THE EXERCISE >> Set the listing down again in full, word for word, with the pictures left out.

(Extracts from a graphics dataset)
══════════════════════════════
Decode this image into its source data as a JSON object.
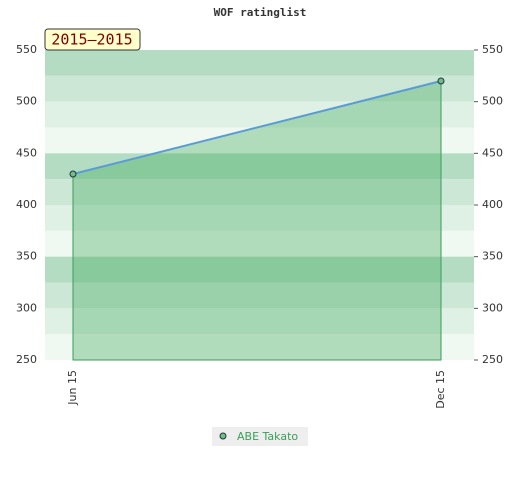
{
  "chart_data": {
    "type": "line",
    "title": "WOF ratinglist",
    "annotation": "2015–2015",
    "categories": [
      "Jun 15",
      "Dec 15"
    ],
    "series": [
      {
        "name": "ABE Takato",
        "color": "#5b9bd5",
        "values": [
          430,
          520
        ]
      }
    ],
    "ylim": [
      250,
      550
    ],
    "yticks": [
      250,
      300,
      350,
      400,
      450,
      500,
      550
    ]
  }
}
══════════════════════════════
COMPLETE RESPONSE >>
Decode this image into its source data as a JSON object.
{
  "chart_data": {
    "type": "line",
    "title": "WOF ratinglist",
    "annotation": "2015–2015",
    "categories": [
      "Jun 15",
      "Dec 15"
    ],
    "series": [
      {
        "name": "ABE Takato",
        "color": "#5b9bd5",
        "values": [
          430,
          520
        ]
      }
    ],
    "ylim": [
      250,
      550
    ],
    "yticks": [
      250,
      300,
      350,
      400,
      450,
      500,
      550
    ]
  }
}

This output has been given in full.